Saved entries
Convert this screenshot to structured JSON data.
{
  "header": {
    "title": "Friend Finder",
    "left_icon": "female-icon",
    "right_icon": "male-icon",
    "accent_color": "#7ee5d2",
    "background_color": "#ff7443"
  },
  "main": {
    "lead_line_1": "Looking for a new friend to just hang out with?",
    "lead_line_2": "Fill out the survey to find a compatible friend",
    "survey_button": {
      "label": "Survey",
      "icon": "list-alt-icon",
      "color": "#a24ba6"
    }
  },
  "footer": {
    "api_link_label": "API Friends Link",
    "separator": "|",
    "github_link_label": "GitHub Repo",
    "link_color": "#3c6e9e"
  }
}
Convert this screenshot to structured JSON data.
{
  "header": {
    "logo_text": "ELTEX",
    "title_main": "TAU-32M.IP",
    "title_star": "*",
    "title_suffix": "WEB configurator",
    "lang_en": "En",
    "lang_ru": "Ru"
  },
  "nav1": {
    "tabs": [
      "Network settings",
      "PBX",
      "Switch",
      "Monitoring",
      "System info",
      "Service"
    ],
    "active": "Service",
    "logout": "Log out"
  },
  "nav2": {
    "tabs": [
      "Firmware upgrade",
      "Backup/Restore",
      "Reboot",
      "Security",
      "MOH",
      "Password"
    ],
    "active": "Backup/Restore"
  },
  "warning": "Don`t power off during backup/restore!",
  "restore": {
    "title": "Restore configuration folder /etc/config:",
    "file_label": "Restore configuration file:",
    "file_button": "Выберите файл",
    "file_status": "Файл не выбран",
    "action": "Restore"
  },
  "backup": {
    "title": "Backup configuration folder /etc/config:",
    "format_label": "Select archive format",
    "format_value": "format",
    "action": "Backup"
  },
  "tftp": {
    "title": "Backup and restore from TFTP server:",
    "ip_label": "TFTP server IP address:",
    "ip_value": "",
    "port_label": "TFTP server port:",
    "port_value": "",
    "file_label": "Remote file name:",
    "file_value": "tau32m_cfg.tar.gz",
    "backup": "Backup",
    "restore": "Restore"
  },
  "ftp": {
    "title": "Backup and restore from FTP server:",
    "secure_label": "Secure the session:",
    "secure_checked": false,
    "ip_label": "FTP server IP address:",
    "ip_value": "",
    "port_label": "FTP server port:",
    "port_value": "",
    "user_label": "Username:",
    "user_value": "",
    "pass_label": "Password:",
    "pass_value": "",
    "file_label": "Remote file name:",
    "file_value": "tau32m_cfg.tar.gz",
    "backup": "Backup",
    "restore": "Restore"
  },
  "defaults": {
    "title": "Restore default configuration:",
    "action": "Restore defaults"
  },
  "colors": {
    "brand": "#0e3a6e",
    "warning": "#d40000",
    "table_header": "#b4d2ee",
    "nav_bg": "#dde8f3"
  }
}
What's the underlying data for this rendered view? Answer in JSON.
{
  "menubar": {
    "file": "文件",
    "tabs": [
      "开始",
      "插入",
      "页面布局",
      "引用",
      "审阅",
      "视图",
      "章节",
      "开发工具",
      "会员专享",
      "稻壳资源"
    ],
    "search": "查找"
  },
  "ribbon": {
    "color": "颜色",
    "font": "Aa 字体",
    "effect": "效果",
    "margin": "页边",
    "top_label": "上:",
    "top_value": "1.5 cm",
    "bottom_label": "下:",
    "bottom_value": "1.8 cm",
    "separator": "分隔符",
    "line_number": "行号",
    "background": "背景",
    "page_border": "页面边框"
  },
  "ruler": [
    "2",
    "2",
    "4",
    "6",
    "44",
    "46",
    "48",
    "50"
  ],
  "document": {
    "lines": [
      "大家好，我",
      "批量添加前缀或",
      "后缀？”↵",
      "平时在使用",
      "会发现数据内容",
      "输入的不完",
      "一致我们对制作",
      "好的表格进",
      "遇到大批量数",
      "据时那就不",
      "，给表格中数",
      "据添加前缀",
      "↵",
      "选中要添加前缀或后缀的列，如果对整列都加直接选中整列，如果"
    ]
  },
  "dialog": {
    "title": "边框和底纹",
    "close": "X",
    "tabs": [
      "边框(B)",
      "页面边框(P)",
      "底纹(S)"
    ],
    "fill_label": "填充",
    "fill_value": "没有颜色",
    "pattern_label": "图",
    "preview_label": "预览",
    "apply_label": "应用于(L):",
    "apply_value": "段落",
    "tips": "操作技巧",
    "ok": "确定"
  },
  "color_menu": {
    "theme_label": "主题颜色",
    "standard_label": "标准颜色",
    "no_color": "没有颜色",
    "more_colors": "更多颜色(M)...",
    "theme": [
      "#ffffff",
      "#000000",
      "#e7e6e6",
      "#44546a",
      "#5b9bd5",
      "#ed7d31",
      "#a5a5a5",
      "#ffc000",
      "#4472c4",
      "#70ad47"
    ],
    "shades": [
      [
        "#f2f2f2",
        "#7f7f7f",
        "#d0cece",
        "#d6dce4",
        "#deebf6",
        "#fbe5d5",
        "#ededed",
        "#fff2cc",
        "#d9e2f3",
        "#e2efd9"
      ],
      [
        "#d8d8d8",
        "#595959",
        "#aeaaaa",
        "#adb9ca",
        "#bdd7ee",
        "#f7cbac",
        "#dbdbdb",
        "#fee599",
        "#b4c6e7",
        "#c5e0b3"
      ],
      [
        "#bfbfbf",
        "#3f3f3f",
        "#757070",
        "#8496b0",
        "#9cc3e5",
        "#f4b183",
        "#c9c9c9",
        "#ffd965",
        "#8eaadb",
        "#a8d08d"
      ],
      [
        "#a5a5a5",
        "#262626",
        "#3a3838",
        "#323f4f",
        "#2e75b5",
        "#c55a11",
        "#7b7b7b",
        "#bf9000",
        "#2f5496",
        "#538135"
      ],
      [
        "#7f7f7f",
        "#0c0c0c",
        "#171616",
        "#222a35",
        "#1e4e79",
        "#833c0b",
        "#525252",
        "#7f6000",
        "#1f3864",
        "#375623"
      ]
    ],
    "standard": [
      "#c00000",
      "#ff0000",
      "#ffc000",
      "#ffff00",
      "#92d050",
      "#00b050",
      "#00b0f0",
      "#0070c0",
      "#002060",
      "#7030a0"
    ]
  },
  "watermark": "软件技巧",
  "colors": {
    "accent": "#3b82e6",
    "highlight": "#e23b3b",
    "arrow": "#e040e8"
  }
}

▸ What to do: Check each line above for the word "configuration" and give the number of lines that have it, nothing else.

▸ Result for this exercise: 4